■ **WHAT IS EXPECTED**
Scan the material for the word "Barile", and copy each line where it shows up.

■ **RECORDS SUPPLIED**
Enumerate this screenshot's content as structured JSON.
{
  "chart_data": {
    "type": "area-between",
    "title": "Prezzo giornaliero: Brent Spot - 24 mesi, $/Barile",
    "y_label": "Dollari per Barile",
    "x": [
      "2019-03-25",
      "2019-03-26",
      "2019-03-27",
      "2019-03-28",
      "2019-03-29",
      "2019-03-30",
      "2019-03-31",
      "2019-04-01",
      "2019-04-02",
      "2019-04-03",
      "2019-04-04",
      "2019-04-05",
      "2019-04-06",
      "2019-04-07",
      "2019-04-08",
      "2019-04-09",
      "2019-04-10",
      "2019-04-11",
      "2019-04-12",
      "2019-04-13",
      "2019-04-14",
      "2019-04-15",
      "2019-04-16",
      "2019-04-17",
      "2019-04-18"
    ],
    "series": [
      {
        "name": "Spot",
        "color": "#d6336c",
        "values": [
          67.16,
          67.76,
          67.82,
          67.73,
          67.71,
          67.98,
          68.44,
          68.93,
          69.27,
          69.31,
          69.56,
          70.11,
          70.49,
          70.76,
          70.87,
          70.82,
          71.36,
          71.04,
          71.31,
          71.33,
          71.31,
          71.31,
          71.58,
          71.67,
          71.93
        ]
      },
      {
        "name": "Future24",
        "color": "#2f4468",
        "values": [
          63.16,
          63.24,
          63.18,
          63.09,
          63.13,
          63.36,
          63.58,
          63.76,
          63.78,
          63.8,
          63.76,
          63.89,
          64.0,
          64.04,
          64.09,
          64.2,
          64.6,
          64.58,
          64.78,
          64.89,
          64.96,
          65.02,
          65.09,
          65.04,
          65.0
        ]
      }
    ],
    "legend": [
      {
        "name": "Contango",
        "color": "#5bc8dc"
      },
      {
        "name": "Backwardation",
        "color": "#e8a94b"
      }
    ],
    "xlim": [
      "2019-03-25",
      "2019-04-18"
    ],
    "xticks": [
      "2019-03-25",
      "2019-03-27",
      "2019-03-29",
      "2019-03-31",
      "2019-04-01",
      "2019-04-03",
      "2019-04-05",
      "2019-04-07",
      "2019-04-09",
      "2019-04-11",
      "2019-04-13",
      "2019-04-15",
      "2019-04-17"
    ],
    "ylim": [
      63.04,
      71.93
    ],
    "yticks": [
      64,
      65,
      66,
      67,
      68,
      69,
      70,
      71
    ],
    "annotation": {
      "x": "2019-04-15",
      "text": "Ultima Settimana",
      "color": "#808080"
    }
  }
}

■ **RESPONSE**
    "title": "Prezzo giornaliero: Brent Spot - 24 mesi, $/Barile",
    "y_label": "Dollari per Barile",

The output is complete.